### EXERCISE OBJECTIVE
Repeat the listing word for word. No pictures belong in the copy.

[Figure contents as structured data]
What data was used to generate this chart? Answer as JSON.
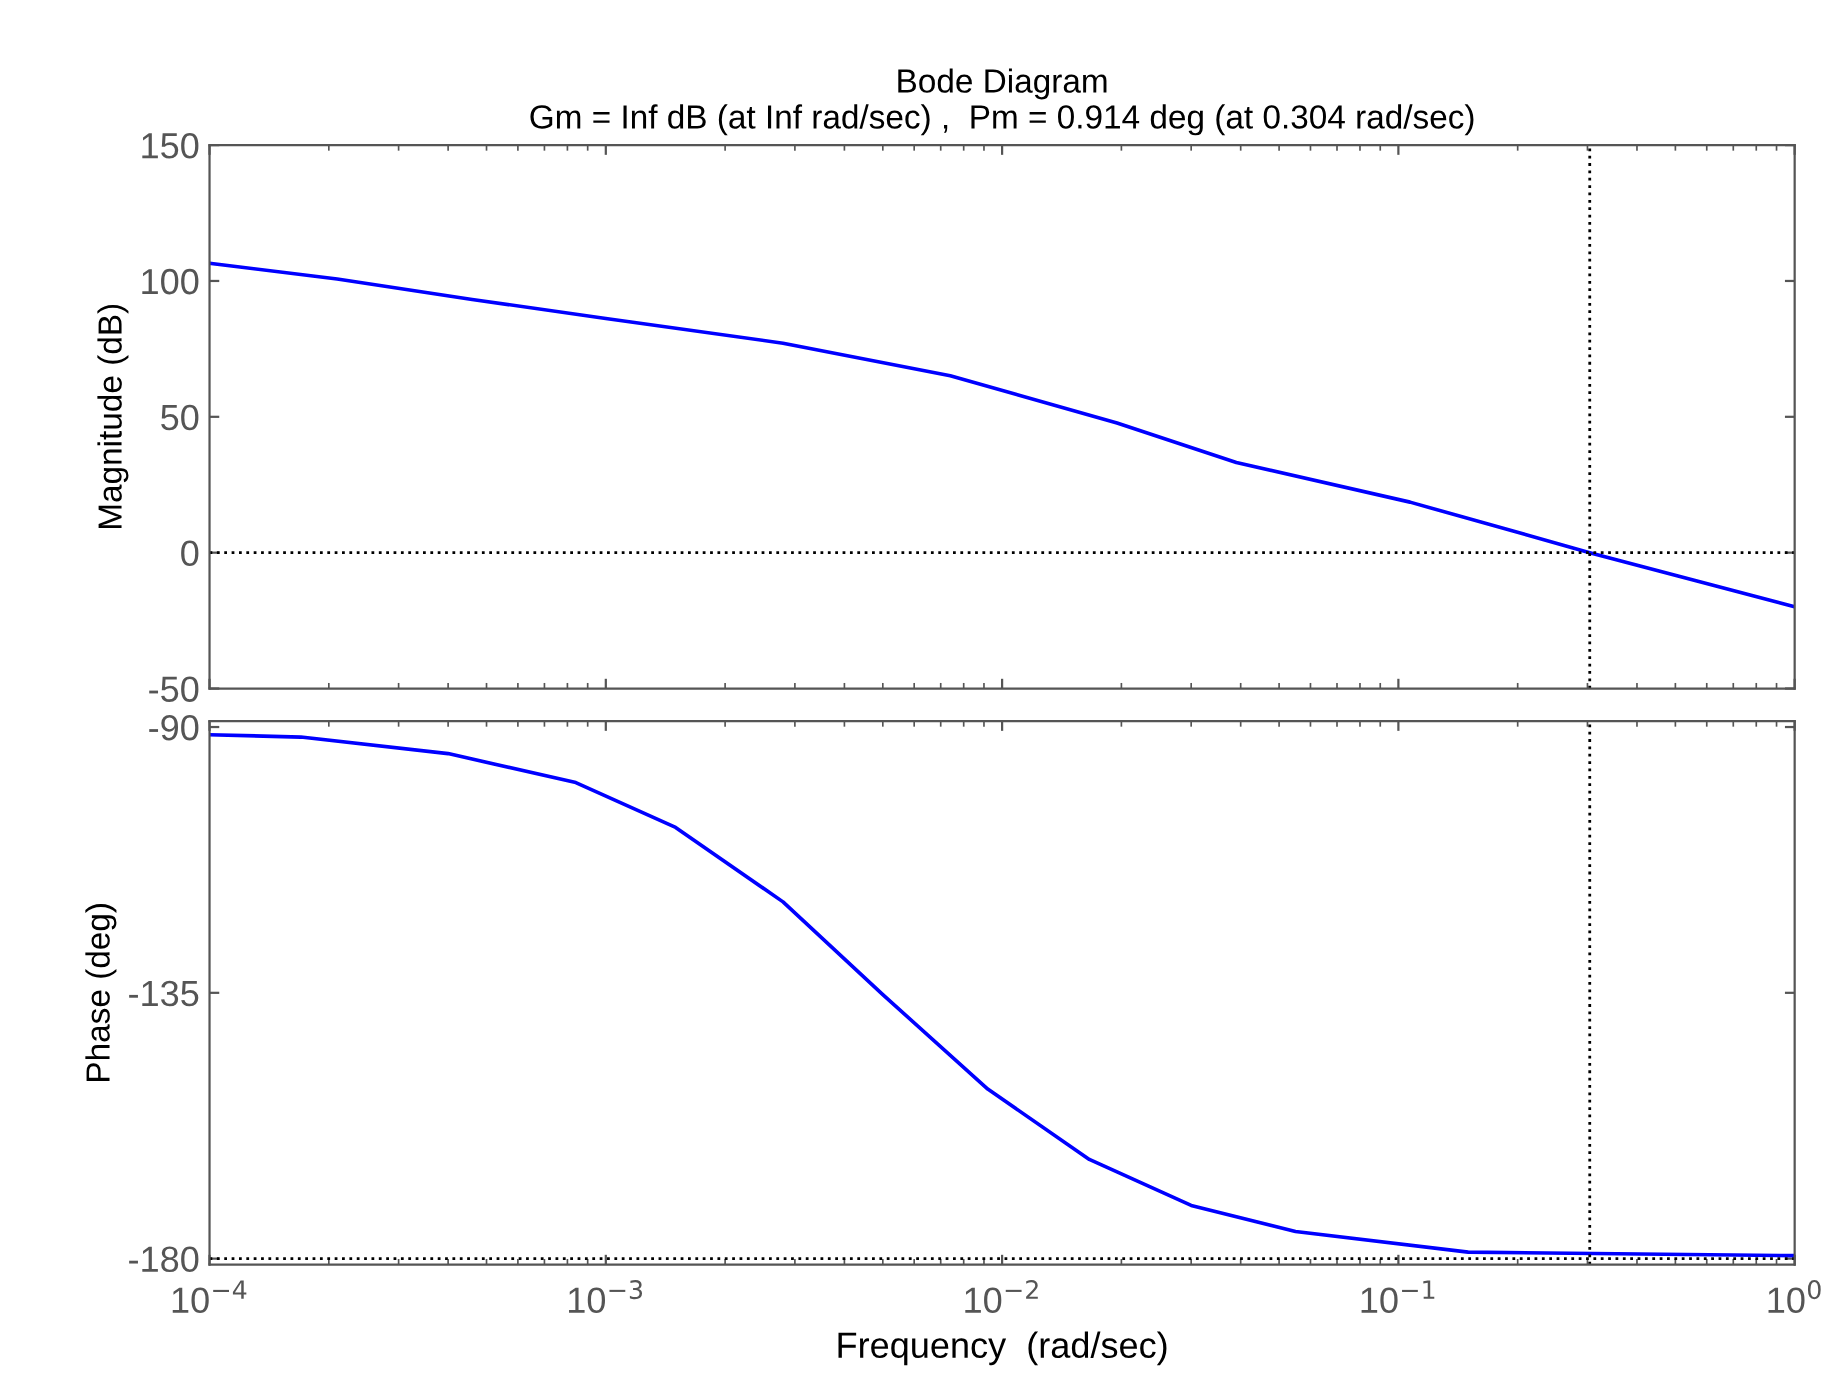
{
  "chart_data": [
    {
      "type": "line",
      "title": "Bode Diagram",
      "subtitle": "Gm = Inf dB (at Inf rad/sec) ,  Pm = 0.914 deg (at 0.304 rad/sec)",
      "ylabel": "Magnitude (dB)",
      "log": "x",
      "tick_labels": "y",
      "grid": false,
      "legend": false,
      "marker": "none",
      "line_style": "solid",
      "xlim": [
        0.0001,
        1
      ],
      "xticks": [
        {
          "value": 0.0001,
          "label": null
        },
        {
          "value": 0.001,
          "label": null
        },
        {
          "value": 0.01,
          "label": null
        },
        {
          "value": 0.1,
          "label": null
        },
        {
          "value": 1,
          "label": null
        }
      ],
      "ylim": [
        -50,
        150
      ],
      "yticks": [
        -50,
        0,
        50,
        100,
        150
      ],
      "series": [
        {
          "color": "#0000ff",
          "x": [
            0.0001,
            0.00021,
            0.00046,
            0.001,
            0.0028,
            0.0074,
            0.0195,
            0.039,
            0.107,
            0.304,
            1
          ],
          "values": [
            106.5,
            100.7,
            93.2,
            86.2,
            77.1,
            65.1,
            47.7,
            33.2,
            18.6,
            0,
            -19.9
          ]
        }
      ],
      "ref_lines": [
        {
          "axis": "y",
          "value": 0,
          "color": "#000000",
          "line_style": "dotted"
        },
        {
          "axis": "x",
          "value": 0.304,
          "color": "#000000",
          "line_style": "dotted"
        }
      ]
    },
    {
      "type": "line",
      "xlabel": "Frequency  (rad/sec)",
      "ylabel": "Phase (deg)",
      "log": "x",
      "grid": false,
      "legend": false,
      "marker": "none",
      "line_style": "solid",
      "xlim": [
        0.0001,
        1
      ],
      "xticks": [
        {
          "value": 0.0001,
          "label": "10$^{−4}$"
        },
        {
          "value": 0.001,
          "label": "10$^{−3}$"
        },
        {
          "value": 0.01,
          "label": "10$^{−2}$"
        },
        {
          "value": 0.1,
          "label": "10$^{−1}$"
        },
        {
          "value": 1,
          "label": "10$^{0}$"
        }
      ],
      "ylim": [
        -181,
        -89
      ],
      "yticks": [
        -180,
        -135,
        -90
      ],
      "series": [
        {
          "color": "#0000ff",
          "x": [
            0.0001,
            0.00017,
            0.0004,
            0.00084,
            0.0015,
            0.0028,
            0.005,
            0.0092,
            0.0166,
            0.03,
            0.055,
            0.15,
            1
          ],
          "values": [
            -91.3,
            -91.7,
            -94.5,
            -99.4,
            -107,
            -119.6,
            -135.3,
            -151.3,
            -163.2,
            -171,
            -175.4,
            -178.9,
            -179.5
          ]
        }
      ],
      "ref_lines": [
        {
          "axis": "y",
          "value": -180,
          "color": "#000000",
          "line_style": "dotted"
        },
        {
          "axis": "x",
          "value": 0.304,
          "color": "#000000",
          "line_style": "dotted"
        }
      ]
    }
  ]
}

### COMPLETED EXERCISE
What data was used to generate this chart? Answer as JSON.
{
  "chart_data": [
    {
      "type": "line",
      "title": "Bode Diagram",
      "subtitle": "Gm = Inf dB (at Inf rad/sec) ,  Pm = 0.914 deg (at 0.304 rad/sec)",
      "ylabel": "Magnitude (dB)",
      "log": "x",
      "tick_labels": "y",
      "grid": false,
      "legend": false,
      "marker": "none",
      "line_style": "solid",
      "xlim": [
        0.0001,
        1
      ],
      "xticks": [
        {
          "value": 0.0001,
          "label": null
        },
        {
          "value": 0.001,
          "label": null
        },
        {
          "value": 0.01,
          "label": null
        },
        {
          "value": 0.1,
          "label": null
        },
        {
          "value": 1,
          "label": null
        }
      ],
      "ylim": [
        -50,
        150
      ],
      "yticks": [
        -50,
        0,
        50,
        100,
        150
      ],
      "series": [
        {
          "color": "#0000ff",
          "x": [
            0.0001,
            0.00021,
            0.00046,
            0.001,
            0.0028,
            0.0074,
            0.0195,
            0.039,
            0.107,
            0.304,
            1
          ],
          "values": [
            106.5,
            100.7,
            93.2,
            86.2,
            77.1,
            65.1,
            47.7,
            33.2,
            18.6,
            0,
            -19.9
          ]
        }
      ],
      "ref_lines": [
        {
          "axis": "y",
          "value": 0,
          "color": "#000000",
          "line_style": "dotted"
        },
        {
          "axis": "x",
          "value": 0.304,
          "color": "#000000",
          "line_style": "dotted"
        }
      ]
    },
    {
      "type": "line",
      "xlabel": "Frequency  (rad/sec)",
      "ylabel": "Phase (deg)",
      "log": "x",
      "grid": false,
      "legend": false,
      "marker": "none",
      "line_style": "solid",
      "xlim": [
        0.0001,
        1
      ],
      "xticks": [
        {
          "value": 0.0001,
          "label": "10$^{−4}$"
        },
        {
          "value": 0.001,
          "label": "10$^{−3}$"
        },
        {
          "value": 0.01,
          "label": "10$^{−2}$"
        },
        {
          "value": 0.1,
          "label": "10$^{−1}$"
        },
        {
          "value": 1,
          "label": "10$^{0}$"
        }
      ],
      "ylim": [
        -181,
        -89
      ],
      "yticks": [
        -180,
        -135,
        -90
      ],
      "series": [
        {
          "color": "#0000ff",
          "x": [
            0.0001,
            0.00017,
            0.0004,
            0.00084,
            0.0015,
            0.0028,
            0.005,
            0.0092,
            0.0166,
            0.03,
            0.055,
            0.15,
            1
          ],
          "values": [
            -91.3,
            -91.7,
            -94.5,
            -99.4,
            -107,
            -119.6,
            -135.3,
            -151.3,
            -163.2,
            -171,
            -175.4,
            -178.9,
            -179.5
          ]
        }
      ],
      "ref_lines": [
        {
          "axis": "y",
          "value": -180,
          "color": "#000000",
          "line_style": "dotted"
        },
        {
          "axis": "x",
          "value": 0.304,
          "color": "#000000",
          "line_style": "dotted"
        }
      ]
    }
  ]
}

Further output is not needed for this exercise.